[Data entries for graphics]
* start *

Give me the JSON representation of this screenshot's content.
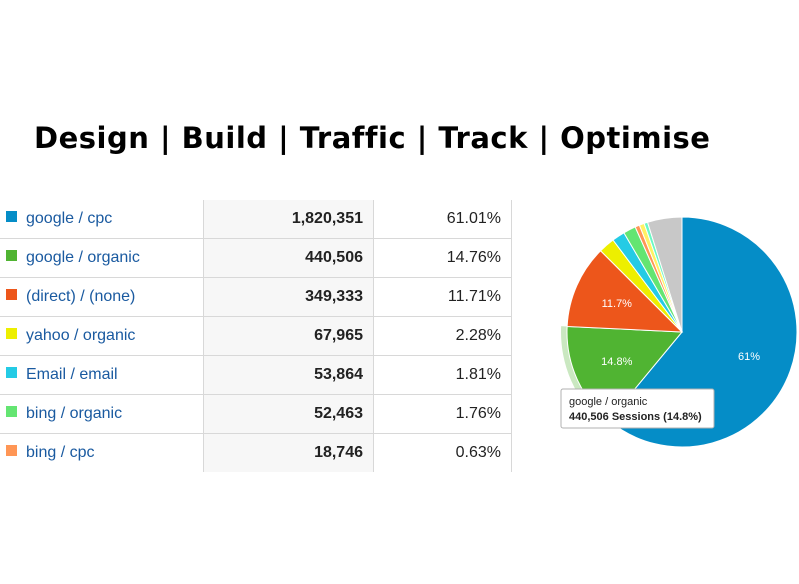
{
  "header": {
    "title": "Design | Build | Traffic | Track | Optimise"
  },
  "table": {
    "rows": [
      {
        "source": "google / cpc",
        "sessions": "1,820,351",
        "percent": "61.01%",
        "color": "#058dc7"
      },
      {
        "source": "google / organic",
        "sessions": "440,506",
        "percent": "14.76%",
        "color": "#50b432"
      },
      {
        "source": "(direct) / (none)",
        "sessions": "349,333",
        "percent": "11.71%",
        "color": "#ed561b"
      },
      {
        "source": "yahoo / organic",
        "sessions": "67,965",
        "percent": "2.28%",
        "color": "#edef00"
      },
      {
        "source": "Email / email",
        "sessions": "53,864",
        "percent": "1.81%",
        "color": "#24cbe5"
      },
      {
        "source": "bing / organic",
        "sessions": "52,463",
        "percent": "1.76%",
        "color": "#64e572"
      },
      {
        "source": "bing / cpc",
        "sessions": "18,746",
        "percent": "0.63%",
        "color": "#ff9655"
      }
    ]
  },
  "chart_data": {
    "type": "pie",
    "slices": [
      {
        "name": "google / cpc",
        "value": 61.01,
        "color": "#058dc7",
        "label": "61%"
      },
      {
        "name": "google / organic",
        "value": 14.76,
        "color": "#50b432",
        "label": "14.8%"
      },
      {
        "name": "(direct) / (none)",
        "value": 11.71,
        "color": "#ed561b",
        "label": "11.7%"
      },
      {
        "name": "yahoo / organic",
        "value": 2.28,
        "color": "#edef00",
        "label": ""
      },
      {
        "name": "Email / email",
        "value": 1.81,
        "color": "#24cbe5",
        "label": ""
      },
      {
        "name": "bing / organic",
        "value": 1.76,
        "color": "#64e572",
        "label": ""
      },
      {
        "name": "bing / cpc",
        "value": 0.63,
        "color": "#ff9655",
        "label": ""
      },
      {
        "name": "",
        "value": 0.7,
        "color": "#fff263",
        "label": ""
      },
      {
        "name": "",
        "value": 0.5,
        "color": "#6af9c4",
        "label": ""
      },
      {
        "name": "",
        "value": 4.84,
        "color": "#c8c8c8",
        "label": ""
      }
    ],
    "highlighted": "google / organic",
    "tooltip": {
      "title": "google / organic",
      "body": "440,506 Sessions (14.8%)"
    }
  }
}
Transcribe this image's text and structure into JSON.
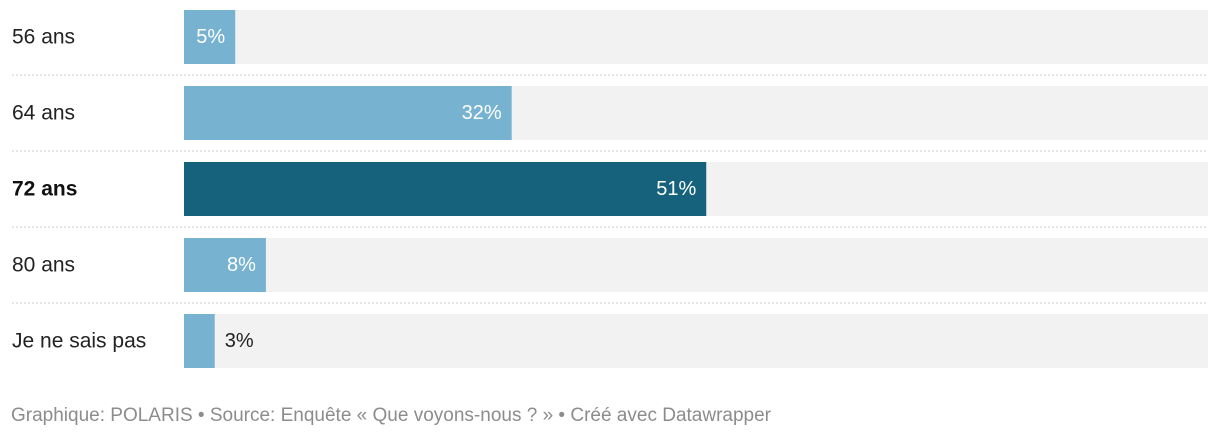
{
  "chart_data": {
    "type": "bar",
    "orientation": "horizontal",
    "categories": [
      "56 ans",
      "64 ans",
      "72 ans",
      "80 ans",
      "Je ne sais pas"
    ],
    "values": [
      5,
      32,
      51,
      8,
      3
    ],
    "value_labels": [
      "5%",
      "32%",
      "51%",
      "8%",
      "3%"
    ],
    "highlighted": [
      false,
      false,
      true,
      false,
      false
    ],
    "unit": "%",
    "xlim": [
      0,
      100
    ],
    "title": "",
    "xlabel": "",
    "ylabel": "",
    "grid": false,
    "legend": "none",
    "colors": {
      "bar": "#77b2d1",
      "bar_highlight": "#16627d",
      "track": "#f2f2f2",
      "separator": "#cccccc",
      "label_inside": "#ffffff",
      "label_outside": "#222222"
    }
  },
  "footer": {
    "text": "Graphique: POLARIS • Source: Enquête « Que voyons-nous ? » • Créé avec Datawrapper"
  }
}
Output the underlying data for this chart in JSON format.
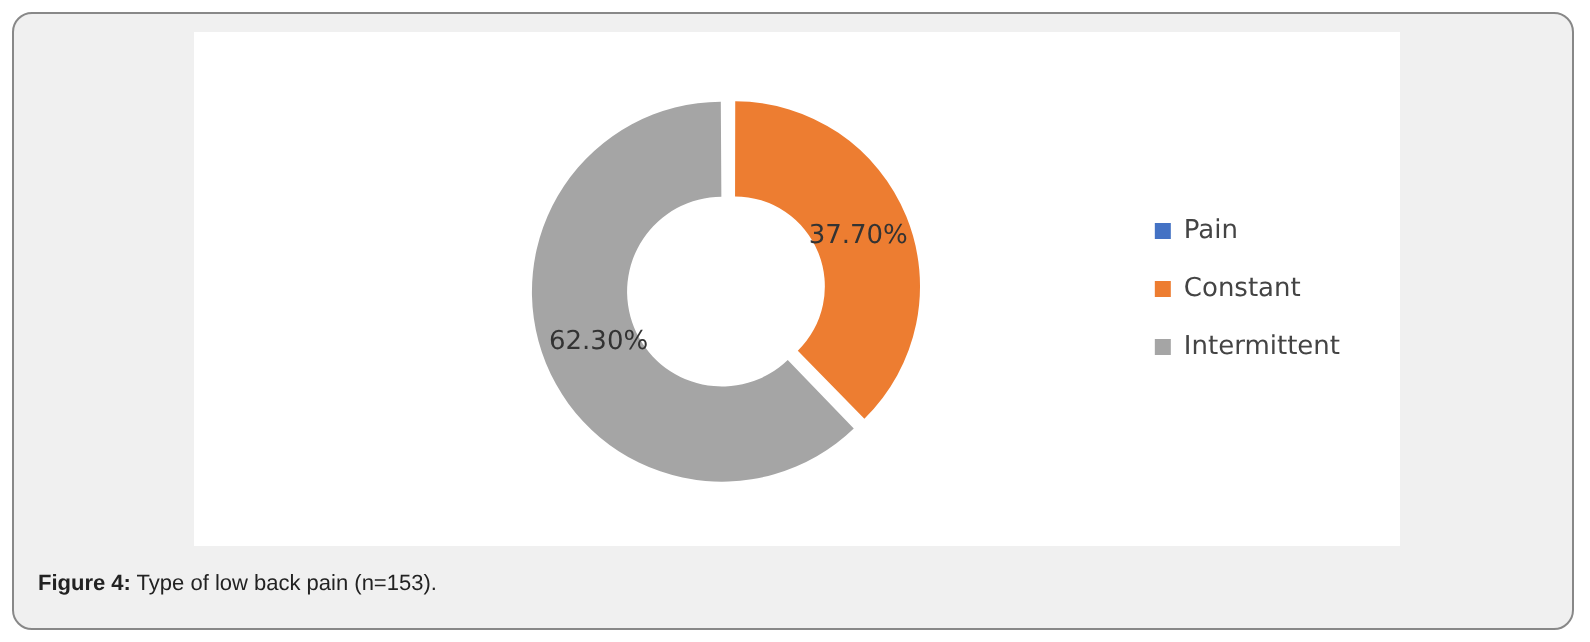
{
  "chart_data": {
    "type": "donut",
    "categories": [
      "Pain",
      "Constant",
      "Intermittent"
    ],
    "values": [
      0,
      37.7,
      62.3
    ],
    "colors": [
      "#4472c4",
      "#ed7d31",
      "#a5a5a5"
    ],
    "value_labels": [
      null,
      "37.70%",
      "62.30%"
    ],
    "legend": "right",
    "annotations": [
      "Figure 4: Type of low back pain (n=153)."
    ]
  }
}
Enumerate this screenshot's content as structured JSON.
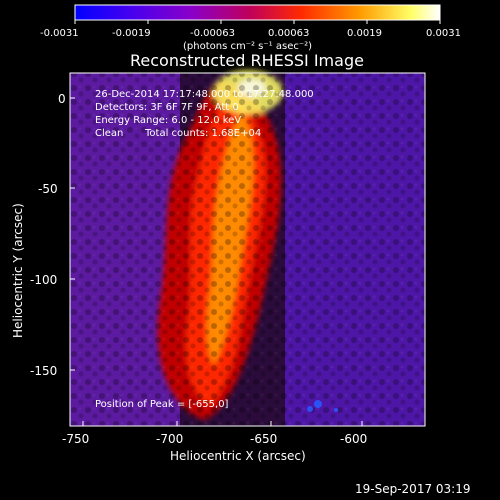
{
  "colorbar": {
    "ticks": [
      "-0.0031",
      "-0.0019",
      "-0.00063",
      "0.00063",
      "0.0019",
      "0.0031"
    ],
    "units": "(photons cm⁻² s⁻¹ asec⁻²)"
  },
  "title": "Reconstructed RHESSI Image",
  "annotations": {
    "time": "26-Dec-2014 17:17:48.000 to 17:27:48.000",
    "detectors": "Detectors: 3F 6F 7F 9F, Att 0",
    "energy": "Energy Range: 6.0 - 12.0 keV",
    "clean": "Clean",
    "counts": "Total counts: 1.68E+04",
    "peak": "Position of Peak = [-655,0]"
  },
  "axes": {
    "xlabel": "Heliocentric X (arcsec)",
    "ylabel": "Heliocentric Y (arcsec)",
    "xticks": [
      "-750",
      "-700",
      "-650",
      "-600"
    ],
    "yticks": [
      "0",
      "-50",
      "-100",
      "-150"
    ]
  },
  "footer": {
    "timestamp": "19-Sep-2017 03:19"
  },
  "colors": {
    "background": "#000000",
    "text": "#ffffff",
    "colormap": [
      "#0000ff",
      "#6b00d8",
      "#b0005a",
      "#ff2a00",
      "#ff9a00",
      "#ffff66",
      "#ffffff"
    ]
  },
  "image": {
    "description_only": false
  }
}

* end *

What to do:
Without the pictures, print the whole listing exactly as given.

Response to the task:
Give me the JSON representation of this screenshot's content.
{
  "header": {
    "title": "Design | Build | Traffic | Track | Optimise"
  },
  "table": {
    "rows": [
      {
        "source": "google / cpc",
        "sessions": "1,820,351",
        "percent": "61.01%",
        "color": "#058dc7"
      },
      {
        "source": "google / organic",
        "sessions": "440,506",
        "percent": "14.76%",
        "color": "#50b432"
      },
      {
        "source": "(direct) / (none)",
        "sessions": "349,333",
        "percent": "11.71%",
        "color": "#ed561b"
      },
      {
        "source": "yahoo / organic",
        "sessions": "67,965",
        "percent": "2.28%",
        "color": "#edef00"
      },
      {
        "source": "Email / email",
        "sessions": "53,864",
        "percent": "1.81%",
        "color": "#24cbe5"
      },
      {
        "source": "bing / organic",
        "sessions": "52,463",
        "percent": "1.76%",
        "color": "#64e572"
      },
      {
        "source": "bing / cpc",
        "sessions": "18,746",
        "percent": "0.63%",
        "color": "#ff9655"
      }
    ]
  },
  "chart_data": {
    "type": "pie",
    "slices": [
      {
        "name": "google / cpc",
        "value": 61.01,
        "color": "#058dc7",
        "label": "61%"
      },
      {
        "name": "google / organic",
        "value": 14.76,
        "color": "#50b432",
        "label": "14.8%"
      },
      {
        "name": "(direct) / (none)",
        "value": 11.71,
        "color": "#ed561b",
        "label": "11.7%"
      },
      {
        "name": "yahoo / organic",
        "value": 2.28,
        "color": "#edef00",
        "label": ""
      },
      {
        "name": "Email / email",
        "value": 1.81,
        "color": "#24cbe5",
        "label": ""
      },
      {
        "name": "bing / organic",
        "value": 1.76,
        "color": "#64e572",
        "label": ""
      },
      {
        "name": "bing / cpc",
        "value": 0.63,
        "color": "#ff9655",
        "label": ""
      },
      {
        "name": "",
        "value": 0.7,
        "color": "#fff263",
        "label": ""
      },
      {
        "name": "",
        "value": 0.5,
        "color": "#6af9c4",
        "label": ""
      },
      {
        "name": "",
        "value": 4.84,
        "color": "#c8c8c8",
        "label": ""
      }
    ],
    "highlighted": "google / organic",
    "tooltip": {
      "title": "google / organic",
      "body": "440,506 Sessions (14.8%)"
    }
  }
}
Transcribe this image's text and structure into JSON.
{
  "chart_data": {
    "type": "bar",
    "orientation": "horizontal",
    "categories": [
      "56 ans",
      "64 ans",
      "72 ans",
      "80 ans",
      "Je ne sais pas"
    ],
    "values": [
      5,
      32,
      51,
      8,
      3
    ],
    "value_labels": [
      "5%",
      "32%",
      "51%",
      "8%",
      "3%"
    ],
    "highlighted": [
      false,
      false,
      true,
      false,
      false
    ],
    "unit": "%",
    "xlim": [
      0,
      100
    ],
    "title": "",
    "xlabel": "",
    "ylabel": "",
    "grid": false,
    "legend": "none",
    "colors": {
      "bar": "#77b2d1",
      "bar_highlight": "#16627d",
      "track": "#f2f2f2",
      "separator": "#cccccc",
      "label_inside": "#ffffff",
      "label_outside": "#222222"
    }
  },
  "footer": {
    "text": "Graphique: POLARIS • Source: Enquête « Que voyons-nous ? » • Créé avec Datawrapper"
  }
}
Output the underlying data for this chart in JSON format.
{
  "chart_data": {
    "type": "donut",
    "categories": [
      "Pain",
      "Constant",
      "Intermittent"
    ],
    "values": [
      0,
      37.7,
      62.3
    ],
    "colors": [
      "#4472c4",
      "#ed7d31",
      "#a5a5a5"
    ],
    "value_labels": [
      null,
      "37.70%",
      "62.30%"
    ],
    "legend": "right",
    "annotations": [
      "Figure 4: Type of low back pain (n=153)."
    ]
  }
}
Enumerate this screenshot's content as structured JSON.
{
  "colorbar": {
    "ticks": [
      "-0.0031",
      "-0.0019",
      "-0.00063",
      "0.00063",
      "0.0019",
      "0.0031"
    ],
    "units": "(photons cm⁻² s⁻¹ asec⁻²)"
  },
  "title": "Reconstructed RHESSI Image",
  "annotations": {
    "time": "26-Dec-2014 17:17:48.000 to 17:27:48.000",
    "detectors": "Detectors: 3F 6F 7F 9F, Att 0",
    "energy": "Energy Range: 6.0 - 12.0 keV",
    "clean": "Clean",
    "counts": "Total counts: 1.68E+04",
    "peak": "Position of Peak = [-655,0]"
  },
  "axes": {
    "xlabel": "Heliocentric X (arcsec)",
    "ylabel": "Heliocentric Y (arcsec)",
    "xticks": [
      "-750",
      "-700",
      "-650",
      "-600"
    ],
    "yticks": [
      "0",
      "-50",
      "-100",
      "-150"
    ]
  },
  "footer": {
    "timestamp": "19-Sep-2017 03:19"
  },
  "colors": {
    "background": "#000000",
    "text": "#ffffff",
    "colormap": [
      "#0000ff",
      "#6b00d8",
      "#b0005a",
      "#ff2a00",
      "#ff9a00",
      "#ffff66",
      "#ffffff"
    ]
  },
  "image": {
    "description_only": false
  }
}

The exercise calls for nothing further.